AIM:
Search the material for the word "сессий" and copy each line that holds it.
### INFORMATION SUPPLIED ###
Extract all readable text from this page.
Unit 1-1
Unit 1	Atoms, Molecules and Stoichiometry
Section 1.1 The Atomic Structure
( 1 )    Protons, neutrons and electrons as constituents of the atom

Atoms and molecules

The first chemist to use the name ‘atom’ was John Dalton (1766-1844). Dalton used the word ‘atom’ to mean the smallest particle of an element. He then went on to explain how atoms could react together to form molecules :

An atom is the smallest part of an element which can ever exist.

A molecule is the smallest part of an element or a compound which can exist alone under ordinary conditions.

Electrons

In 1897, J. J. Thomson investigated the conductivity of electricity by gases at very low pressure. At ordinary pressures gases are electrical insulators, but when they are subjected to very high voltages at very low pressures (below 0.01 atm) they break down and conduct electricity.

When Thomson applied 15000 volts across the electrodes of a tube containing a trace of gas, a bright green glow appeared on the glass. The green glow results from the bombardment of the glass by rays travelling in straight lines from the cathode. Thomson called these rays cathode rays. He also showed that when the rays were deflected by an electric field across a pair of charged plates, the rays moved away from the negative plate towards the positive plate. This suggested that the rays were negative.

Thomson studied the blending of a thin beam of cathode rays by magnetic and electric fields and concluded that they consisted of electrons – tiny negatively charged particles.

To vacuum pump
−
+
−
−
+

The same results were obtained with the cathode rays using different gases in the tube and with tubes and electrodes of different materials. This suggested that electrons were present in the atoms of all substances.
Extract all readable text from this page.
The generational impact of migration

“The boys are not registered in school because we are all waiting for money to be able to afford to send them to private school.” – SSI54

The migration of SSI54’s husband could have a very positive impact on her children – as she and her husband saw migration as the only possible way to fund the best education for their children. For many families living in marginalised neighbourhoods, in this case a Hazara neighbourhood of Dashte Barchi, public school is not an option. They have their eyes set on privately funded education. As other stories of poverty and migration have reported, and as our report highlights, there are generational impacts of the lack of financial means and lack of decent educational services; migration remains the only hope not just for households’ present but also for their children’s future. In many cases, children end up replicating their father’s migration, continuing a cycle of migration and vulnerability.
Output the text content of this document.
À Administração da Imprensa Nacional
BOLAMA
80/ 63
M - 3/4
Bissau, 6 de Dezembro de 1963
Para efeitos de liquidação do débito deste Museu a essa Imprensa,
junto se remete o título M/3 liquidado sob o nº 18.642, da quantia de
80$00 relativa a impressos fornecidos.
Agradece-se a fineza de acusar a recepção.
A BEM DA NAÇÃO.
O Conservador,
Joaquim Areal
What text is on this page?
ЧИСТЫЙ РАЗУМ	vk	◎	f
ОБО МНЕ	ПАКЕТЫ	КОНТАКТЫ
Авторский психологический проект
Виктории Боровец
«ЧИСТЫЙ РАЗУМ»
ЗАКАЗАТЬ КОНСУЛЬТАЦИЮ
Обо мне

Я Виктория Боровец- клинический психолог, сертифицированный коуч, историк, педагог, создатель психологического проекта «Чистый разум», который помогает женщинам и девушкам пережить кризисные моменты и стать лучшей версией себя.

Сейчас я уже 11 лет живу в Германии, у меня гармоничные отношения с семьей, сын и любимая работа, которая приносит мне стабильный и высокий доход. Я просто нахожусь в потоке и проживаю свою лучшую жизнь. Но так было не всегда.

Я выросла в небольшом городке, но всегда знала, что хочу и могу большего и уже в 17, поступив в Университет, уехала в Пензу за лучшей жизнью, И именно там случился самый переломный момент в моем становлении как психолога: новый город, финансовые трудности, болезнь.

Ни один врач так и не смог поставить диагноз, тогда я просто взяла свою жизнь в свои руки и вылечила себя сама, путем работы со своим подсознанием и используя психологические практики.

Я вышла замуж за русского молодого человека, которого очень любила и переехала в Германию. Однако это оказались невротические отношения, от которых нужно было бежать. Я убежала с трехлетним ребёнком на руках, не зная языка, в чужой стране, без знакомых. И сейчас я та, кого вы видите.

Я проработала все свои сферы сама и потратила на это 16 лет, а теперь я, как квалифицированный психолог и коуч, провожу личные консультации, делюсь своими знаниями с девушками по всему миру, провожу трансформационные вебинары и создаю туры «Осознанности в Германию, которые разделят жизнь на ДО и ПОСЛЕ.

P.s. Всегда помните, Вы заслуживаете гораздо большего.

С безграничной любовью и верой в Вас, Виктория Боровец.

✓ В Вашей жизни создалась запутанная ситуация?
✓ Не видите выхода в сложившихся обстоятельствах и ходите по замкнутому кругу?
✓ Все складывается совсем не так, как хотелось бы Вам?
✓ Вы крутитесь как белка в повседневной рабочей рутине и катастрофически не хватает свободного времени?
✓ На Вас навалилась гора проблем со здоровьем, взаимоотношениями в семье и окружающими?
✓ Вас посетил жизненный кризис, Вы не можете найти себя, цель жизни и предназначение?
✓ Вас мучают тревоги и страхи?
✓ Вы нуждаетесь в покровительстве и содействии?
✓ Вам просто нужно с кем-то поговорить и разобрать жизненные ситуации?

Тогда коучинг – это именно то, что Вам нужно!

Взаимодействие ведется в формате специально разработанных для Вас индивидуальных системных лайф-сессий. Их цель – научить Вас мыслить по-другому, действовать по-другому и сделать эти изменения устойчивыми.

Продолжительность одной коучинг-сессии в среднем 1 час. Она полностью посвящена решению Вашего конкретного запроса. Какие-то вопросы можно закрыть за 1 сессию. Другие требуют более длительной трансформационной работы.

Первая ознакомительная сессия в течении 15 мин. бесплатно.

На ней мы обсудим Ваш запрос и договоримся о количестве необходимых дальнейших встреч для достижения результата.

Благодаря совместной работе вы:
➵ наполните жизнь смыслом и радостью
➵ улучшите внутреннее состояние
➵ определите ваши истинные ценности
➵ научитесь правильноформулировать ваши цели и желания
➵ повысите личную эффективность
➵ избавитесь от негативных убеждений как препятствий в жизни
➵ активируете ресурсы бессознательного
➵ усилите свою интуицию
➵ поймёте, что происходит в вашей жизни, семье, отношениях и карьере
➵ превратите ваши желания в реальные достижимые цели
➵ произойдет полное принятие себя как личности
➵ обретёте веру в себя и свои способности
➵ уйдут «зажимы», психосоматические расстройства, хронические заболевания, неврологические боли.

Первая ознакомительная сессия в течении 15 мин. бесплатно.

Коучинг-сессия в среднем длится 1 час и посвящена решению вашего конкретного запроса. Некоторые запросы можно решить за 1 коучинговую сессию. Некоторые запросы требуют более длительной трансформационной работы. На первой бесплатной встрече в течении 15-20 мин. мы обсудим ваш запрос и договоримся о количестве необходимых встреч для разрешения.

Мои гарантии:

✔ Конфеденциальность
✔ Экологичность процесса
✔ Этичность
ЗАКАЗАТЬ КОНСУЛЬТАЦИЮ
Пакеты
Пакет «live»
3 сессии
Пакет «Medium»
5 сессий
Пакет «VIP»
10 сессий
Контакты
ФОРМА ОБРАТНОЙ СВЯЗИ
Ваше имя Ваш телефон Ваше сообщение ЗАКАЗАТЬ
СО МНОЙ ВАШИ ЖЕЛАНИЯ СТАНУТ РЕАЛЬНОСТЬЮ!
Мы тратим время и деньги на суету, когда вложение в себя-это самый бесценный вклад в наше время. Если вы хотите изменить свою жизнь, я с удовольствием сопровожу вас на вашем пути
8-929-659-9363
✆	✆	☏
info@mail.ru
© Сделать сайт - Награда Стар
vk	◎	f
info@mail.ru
###
EXERCISE SOLUTION:
Взаимодействие ведется в формате специально разработанных для Вас индивидуальных системных лайф-сессий. Их цель – научить Вас мыслить по-другому, действовать по-другому и сделать эти изменения устойчивыми.
5 сессий
10 сессий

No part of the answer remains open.